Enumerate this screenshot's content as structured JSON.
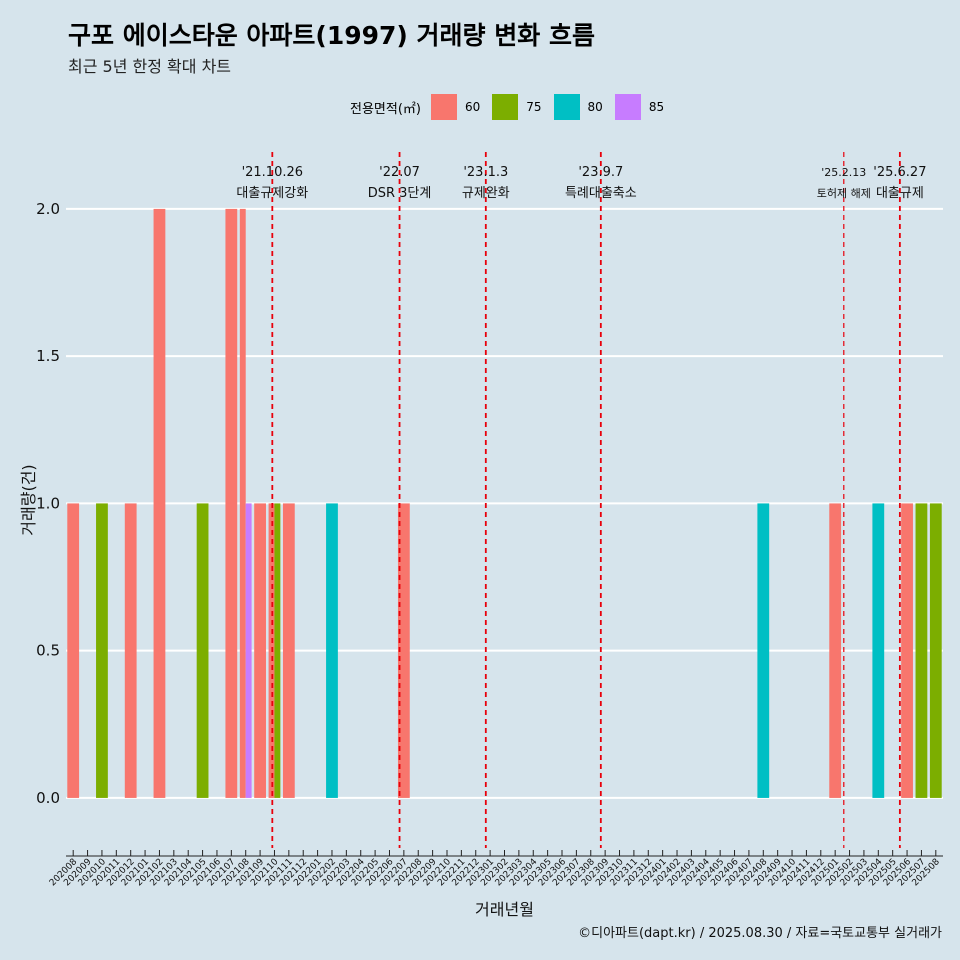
{
  "title": "구포 에이스타운 아파트(1997) 거래량 변화 흐름",
  "subtitle": "최근 5년 한정 확대 차트",
  "caption": "©디아파트(dapt.kr) / 2025.08.30 / 자료=국토교통부 실거래가",
  "colors": {
    "60": "#f8766d",
    "75": "#7cae00",
    "80": "#00bfc4",
    "85": "#c77cff",
    "vline": "#e8000b",
    "grid": "#ffffff",
    "background": "#d6e4ec"
  },
  "legend": {
    "title": "전용면적(㎡)",
    "items": [
      {
        "label": "60",
        "key": "60"
      },
      {
        "label": "75",
        "key": "75"
      },
      {
        "label": "80",
        "key": "80"
      },
      {
        "label": "85",
        "key": "85"
      }
    ]
  },
  "chart_data": {
    "type": "bar",
    "xlabel": "거래년월",
    "ylabel": "거래량(건)",
    "ylim": [
      -0.17,
      2.2
    ],
    "yticks": [
      "0.0",
      "0.5",
      "1.0",
      "1.5",
      "2.0"
    ],
    "ytick_values": [
      0,
      0.5,
      1,
      1.5,
      2
    ],
    "categories": [
      "202008",
      "202009",
      "202010",
      "202011",
      "202012",
      "202101",
      "202102",
      "202103",
      "202104",
      "202105",
      "202106",
      "202107",
      "202108",
      "202109",
      "202110",
      "202111",
      "202112",
      "202201",
      "202202",
      "202203",
      "202204",
      "202205",
      "202206",
      "202207",
      "202208",
      "202209",
      "202210",
      "202211",
      "202212",
      "202301",
      "202302",
      "202303",
      "202304",
      "202305",
      "202306",
      "202307",
      "202308",
      "202309",
      "202310",
      "202311",
      "202312",
      "202401",
      "202402",
      "202403",
      "202404",
      "202405",
      "202406",
      "202407",
      "202408",
      "202409",
      "202410",
      "202411",
      "202412",
      "202501",
      "202502",
      "202503",
      "202504",
      "202505",
      "202506",
      "202507",
      "202508"
    ],
    "bars": [
      {
        "month": "202008",
        "size": "60",
        "value": 1
      },
      {
        "month": "202010",
        "size": "75",
        "value": 1
      },
      {
        "month": "202012",
        "size": "60",
        "value": 1
      },
      {
        "month": "202102",
        "size": "60",
        "value": 2
      },
      {
        "month": "202105",
        "size": "75",
        "value": 1
      },
      {
        "month": "202107",
        "size": "60",
        "value": 2
      },
      {
        "month": "202108",
        "size": "60",
        "value": 2
      },
      {
        "month": "202108",
        "size": "85",
        "value": 1
      },
      {
        "month": "202109",
        "size": "60",
        "value": 1
      },
      {
        "month": "202110",
        "size": "60",
        "value": 1
      },
      {
        "month": "202110",
        "size": "75",
        "value": 1
      },
      {
        "month": "202111",
        "size": "60",
        "value": 1
      },
      {
        "month": "202202",
        "size": "80",
        "value": 1
      },
      {
        "month": "202207",
        "size": "60",
        "value": 1
      },
      {
        "month": "202408",
        "size": "80",
        "value": 1
      },
      {
        "month": "202501",
        "size": "60",
        "value": 1
      },
      {
        "month": "202504",
        "size": "80",
        "value": 1
      },
      {
        "month": "202506",
        "size": "60",
        "value": 1
      },
      {
        "month": "202507",
        "size": "75",
        "value": 1
      },
      {
        "month": "202508",
        "size": "75",
        "value": 1
      }
    ],
    "annotations": [
      {
        "date": "'21.10.26",
        "label": "대출규제강화",
        "month_index": 14.35,
        "small": false
      },
      {
        "date": "'22.07",
        "label": "DSR 3단계",
        "month_index": 23.2,
        "small": false
      },
      {
        "date": "'23.1.3",
        "label": "규제완화",
        "month_index": 29.2,
        "small": false
      },
      {
        "date": "'23.9.7",
        "label": "특례대출축소",
        "month_index": 37.2,
        "small": false
      },
      {
        "date": "'25.2.13",
        "label": "토허제 해제",
        "month_index": 54.1,
        "small": true
      },
      {
        "date": "'25.6.27",
        "label": "대출규제",
        "month_index": 58.0,
        "small": false
      }
    ]
  }
}
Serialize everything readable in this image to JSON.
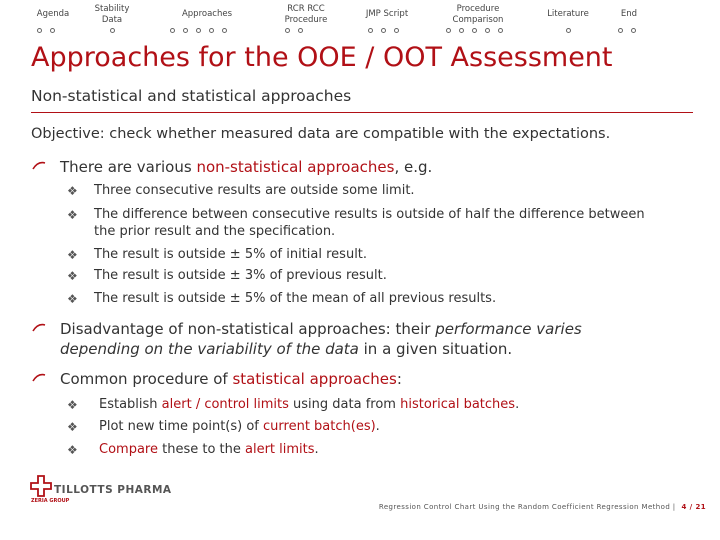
========
■ What is required: Copy the listing in full and without alteration, omitting every picture.

■ Answer to this exercise:
Enumerate this screenshot's content as structured JSON.
{
  "title": "구포 에이스타운 아파트(1997) 거래량 변화 흐름",
  "subtitle": "최근 5년 한정 확대 차트",
  "caption": "©디아파트(dapt.kr) / 2025.08.30 / 자료=국토교통부 실거래가",
  "colors": {
    "60": "#f8766d",
    "75": "#7cae00",
    "80": "#00bfc4",
    "85": "#c77cff",
    "vline": "#e8000b",
    "grid": "#ffffff",
    "background": "#d6e4ec"
  },
  "legend": {
    "title": "전용면적(㎡)",
    "items": [
      {
        "label": "60",
        "key": "60"
      },
      {
        "label": "75",
        "key": "75"
      },
      {
        "label": "80",
        "key": "80"
      },
      {
        "label": "85",
        "key": "85"
      }
    ]
  },
  "chart_data": {
    "type": "bar",
    "xlabel": "거래년월",
    "ylabel": "거래량(건)",
    "ylim": [
      -0.17,
      2.2
    ],
    "yticks": [
      "0.0",
      "0.5",
      "1.0",
      "1.5",
      "2.0"
    ],
    "ytick_values": [
      0,
      0.5,
      1,
      1.5,
      2
    ],
    "categories": [
      "202008",
      "202009",
      "202010",
      "202011",
      "202012",
      "202101",
      "202102",
      "202103",
      "202104",
      "202105",
      "202106",
      "202107",
      "202108",
      "202109",
      "202110",
      "202111",
      "202112",
      "202201",
      "202202",
      "202203",
      "202204",
      "202205",
      "202206",
      "202207",
      "202208",
      "202209",
      "202210",
      "202211",
      "202212",
      "202301",
      "202302",
      "202303",
      "202304",
      "202305",
      "202306",
      "202307",
      "202308",
      "202309",
      "202310",
      "202311",
      "202312",
      "202401",
      "202402",
      "202403",
      "202404",
      "202405",
      "202406",
      "202407",
      "202408",
      "202409",
      "202410",
      "202411",
      "202412",
      "202501",
      "202502",
      "202503",
      "202504",
      "202505",
      "202506",
      "202507",
      "202508"
    ],
    "bars": [
      {
        "month": "202008",
        "size": "60",
        "value": 1
      },
      {
        "month": "202010",
        "size": "75",
        "value": 1
      },
      {
        "month": "202012",
        "size": "60",
        "value": 1
      },
      {
        "month": "202102",
        "size": "60",
        "value": 2
      },
      {
        "month": "202105",
        "size": "75",
        "value": 1
      },
      {
        "month": "202107",
        "size": "60",
        "value": 2
      },
      {
        "month": "202108",
        "size": "60",
        "value": 2
      },
      {
        "month": "202108",
        "size": "85",
        "value": 1
      },
      {
        "month": "202109",
        "size": "60",
        "value": 1
      },
      {
        "month": "202110",
        "size": "60",
        "value": 1
      },
      {
        "month": "202110",
        "size": "75",
        "value": 1
      },
      {
        "month": "202111",
        "size": "60",
        "value": 1
      },
      {
        "month": "202202",
        "size": "80",
        "value": 1
      },
      {
        "month": "202207",
        "size": "60",
        "value": 1
      },
      {
        "month": "202408",
        "size": "80",
        "value": 1
      },
      {
        "month": "202501",
        "size": "60",
        "value": 1
      },
      {
        "month": "202504",
        "size": "80",
        "value": 1
      },
      {
        "month": "202506",
        "size": "60",
        "value": 1
      },
      {
        "month": "202507",
        "size": "75",
        "value": 1
      },
      {
        "month": "202508",
        "size": "75",
        "value": 1
      }
    ],
    "annotations": [
      {
        "date": "'21.10.26",
        "label": "대출규제강화",
        "month_index": 14.35,
        "small": false
      },
      {
        "date": "'22.07",
        "label": "DSR 3단계",
        "month_index": 23.2,
        "small": false
      },
      {
        "date": "'23.1.3",
        "label": "규제완화",
        "month_index": 29.2,
        "small": false
      },
      {
        "date": "'23.9.7",
        "label": "특례대출축소",
        "month_index": 37.2,
        "small": false
      },
      {
        "date": "'25.2.13",
        "label": "토허제 해제",
        "month_index": 54.1,
        "small": true
      },
      {
        "date": "'25.6.27",
        "label": "대출규제",
        "month_index": 58.0,
        "small": false
      }
    ]
  }
}
Serialize everything readable in this image to JSON.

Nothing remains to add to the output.